◆ **Exercise instructions**:
Every entry below should be printed exactly, without its images.

Start

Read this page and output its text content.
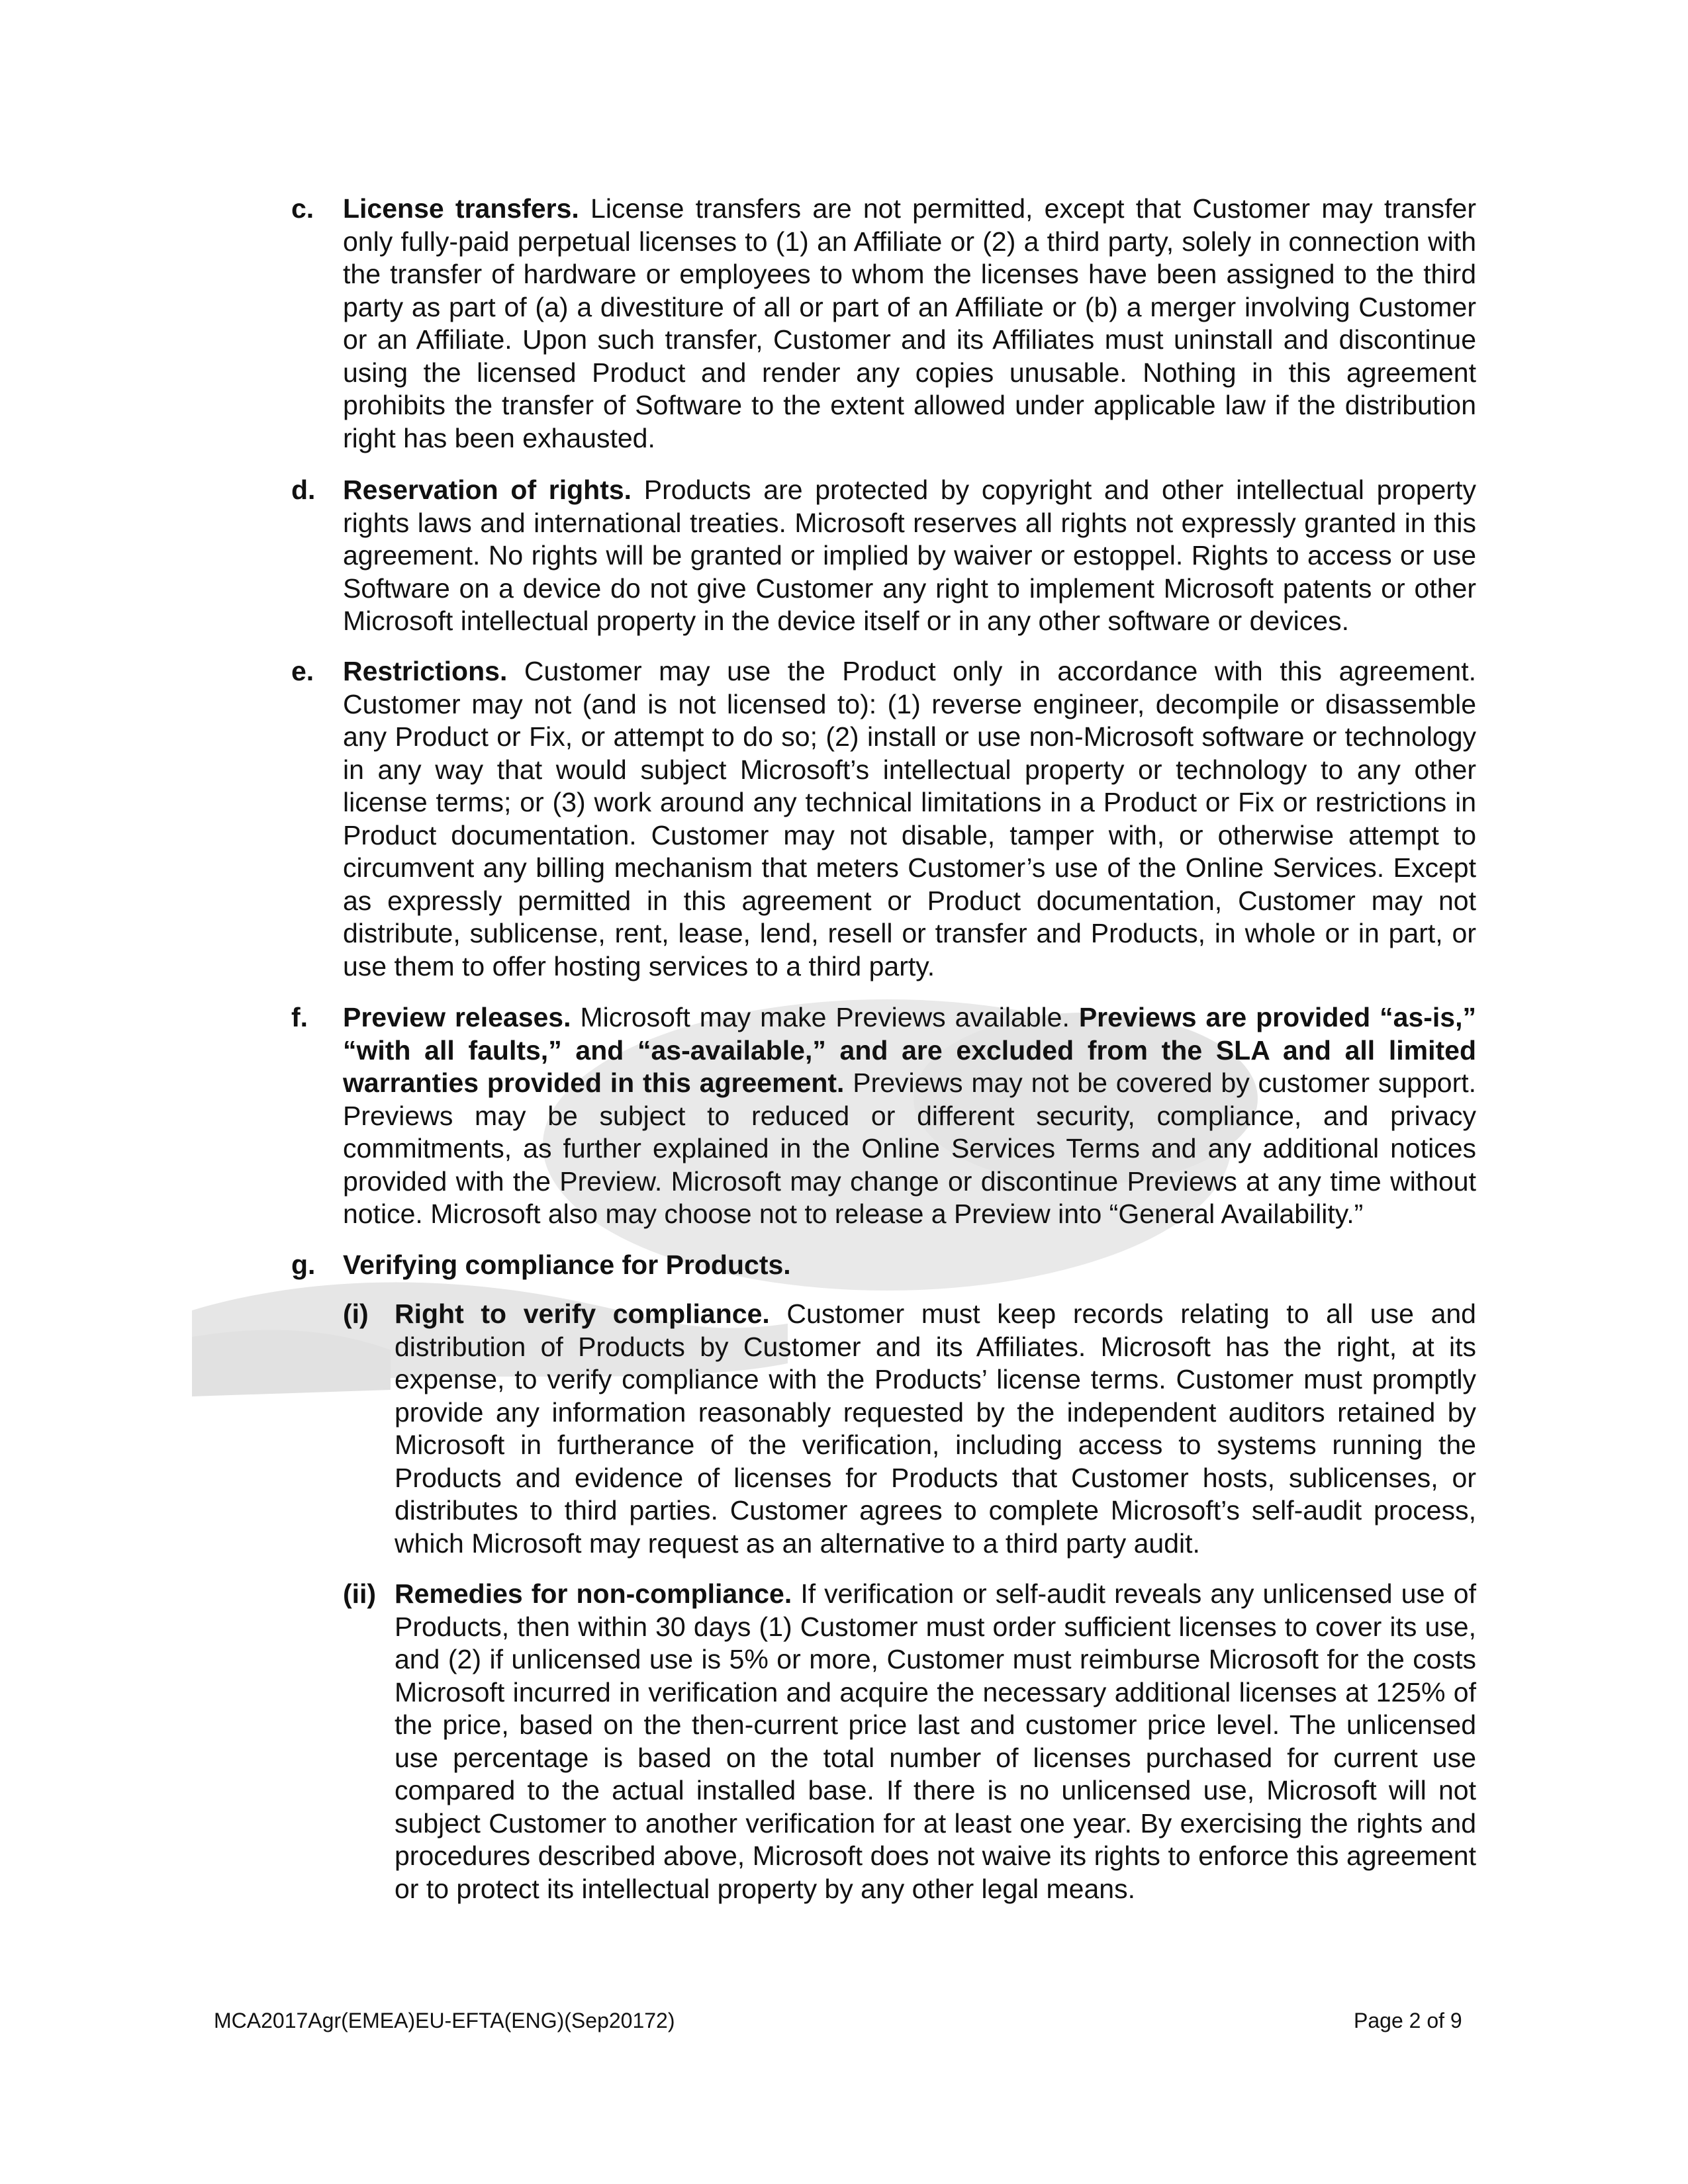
c. License transfers. License transfers are not permitted, except that Customer may transfer only fully-paid perpetual licenses to (1) an Affiliate or (2) a third party, solely in connection with the transfer of hardware or employees to whom the licenses have been assigned to the third party as part of (a) a divestiture of all or part of an Affiliate or (b) a merger involving Customer or an Affiliate. Upon such transfer, Customer and its Affiliates must uninstall and discontinue using the licensed Product and render any copies unusable. Nothing in this agreement prohibits the transfer of Software to the extent allowed under applicable law if the distribution right has been exhausted.
d. Reservation of rights. Products are protected by copyright and other intellectual property rights laws and international treaties. Microsoft reserves all rights not expressly granted in this agreement. No rights will be granted or implied by waiver or estoppel. Rights to access or use Software on a device do not give Customer any right to implement Microsoft patents or other Microsoft intellectual property in the device itself or in any other software or devices.
e. Restrictions. Customer may use the Product only in accordance with this agreement. Customer may not (and is not licensed to): (1) reverse engineer, decompile or disassemble any Product or Fix, or attempt to do so; (2) install or use non-Microsoft software or technology in any way that would subject Microsoft’s intellectual property or technology to any other license terms; or (3) work around any technical limitations in a Product or Fix or restrictions in Product documentation. Customer may not disable, tamper with, or otherwise attempt to circumvent any billing mechanism that meters Customer’s use of the Online Services. Except as expressly permitted in this agreement or Product documentation, Customer may not distribute, sublicense, rent, lease, lend, resell or transfer and Products, in whole or in part, or use them to offer hosting services to a third party.
f. Preview releases. Microsoft may make Previews available. Previews are provided “as-is,” “with all faults,” and “as-available,” and are excluded from the SLA and all limited warranties provided in this agreement. Previews may not be covered by customer support. Previews may be subject to reduced or different security, compliance, and privacy commitments, as further explained in the Online Services Terms and any additional notices provided with the Preview. Microsoft may change or discontinue Previews at any time without notice. Microsoft also may choose not to release a Preview into “General Availability.”
g. Verifying compliance for Products.
(i) Right to verify compliance. Customer must keep records relating to all use and distribution of Products by Customer and its Affiliates. Microsoft has the right, at its expense, to verify compliance with the Products’ license terms. Customer must promptly provide any information reasonably requested by the independent auditors retained by Microsoft in furtherance of the verification, including access to systems running the Products and evidence of licenses for Products that Customer hosts, sublicenses, or distributes to third parties. Customer agrees to complete Microsoft’s self-audit process, which Microsoft may request as an alternative to a third party audit.
(ii) Remedies for non-compliance. If verification or self-audit reveals any unlicensed use of Products, then within 30 days (1) Customer must order sufficient licenses to cover its use, and (2) if unlicensed use is 5% or more, Customer must reimburse Microsoft for the costs Microsoft incurred in verification and acquire the necessary additional licenses at 125% of the price, based on the then-current price last and customer price level. The unlicensed use percentage is based on the total number of licenses purchased for current use compared to the actual installed base. If there is no unlicensed use, Microsoft will not subject Customer to another verification for at least one year. By exercising the rights and procedures described above, Microsoft does not waive its rights to enforce this agreement or to protect its intellectual property by any other legal means.
MCA2017Agr(EMEA)EU-EFTA(ENG)(Sep20172)	Page 2 of 9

End

◆ **Answer to the task**:
Read this page and output its text content.
c. License transfers. License transfers are not permitted, except that Customer may transfer only fully-paid perpetual licenses to (1) an Affiliate or (2) a third party, solely in connection with the transfer of hardware or employees to whom the licenses have been assigned to the third party as part of (a) a divestiture of all or part of an Affiliate or (b) a merger involving Customer or an Affiliate. Upon such transfer, Customer and its Affiliates must uninstall and discontinue using the licensed Product and render any copies unusable. Nothing in this agreement prohibits the transfer of Software to the extent allowed under applicable law if the distribution right has been exhausted.
d. Reservation of rights. Products are protected by copyright and other intellectual property rights laws and international treaties. Microsoft reserves all rights not expressly granted in this agreement. No rights will be granted or implied by waiver or estoppel. Rights to access or use Software on a device do not give Customer any right to implement Microsoft patents or other Microsoft intellectual property in the device itself or in any other software or devices.
e. Restrictions. Customer may use the Product only in accordance with this agreement. Customer may not (and is not licensed to): (1) reverse engineer, decompile or disassemble any Product or Fix, or attempt to do so; (2) install or use non-Microsoft software or technology in any way that would subject Microsoft’s intellectual property or technology to any other license terms; or (3) work around any technical limitations in a Product or Fix or restrictions in Product documentation. Customer may not disable, tamper with, or otherwise attempt to circumvent any billing mechanism that meters Customer’s use of the Online Services. Except as expressly permitted in this agreement or Product documentation, Customer may not distribute, sublicense, rent, lease, lend, resell or transfer and Products, in whole or in part, or use them to offer hosting services to a third party.
f. Preview releases. Microsoft may make Previews available. Previews are provided “as-is,” “with all faults,” and “as-available,” and are excluded from the SLA and all limited warranties provided in this agreement. Previews may not be covered by customer support. Previews may be subject to reduced or different security, compliance, and privacy commitments, as further explained in the Online Services Terms and any additional notices provided with the Preview. Microsoft may change or discontinue Previews at any time without notice. Microsoft also may choose not to release a Preview into “General Availability.”
g. Verifying compliance for Products.
(i) Right to verify compliance. Customer must keep records relating to all use and distribution of Products by Customer and its Affiliates. Microsoft has the right, at its expense, to verify compliance with the Products’ license terms. Customer must promptly provide any information reasonably requested by the independent auditors retained by Microsoft in furtherance of the verification, including access to systems running the Products and evidence of licenses for Products that Customer hosts, sublicenses, or distributes to third parties. Customer agrees to complete Microsoft’s self-audit process, which Microsoft may request as an alternative to a third party audit.
(ii) Remedies for non-compliance. If verification or self-audit reveals any unlicensed use of Products, then within 30 days (1) Customer must order sufficient licenses to cover its use, and (2) if unlicensed use is 5% or more, Customer must reimburse Microsoft for the costs Microsoft incurred in verification and acquire the necessary additional licenses at 125% of the price, based on the then-current price last and customer price level. The unlicensed use percentage is based on the total number of licenses purchased for current use compared to the actual installed base. If there is no unlicensed use, Microsoft will not subject Customer to another verification for at least one year. By exercising the rights and procedures described above, Microsoft does not waive its rights to enforce this agreement or to protect its intellectual property by any other legal means.
MCA2017Agr(EMEA)EU-EFTA(ENG)(Sep20172)	Page 2 of 9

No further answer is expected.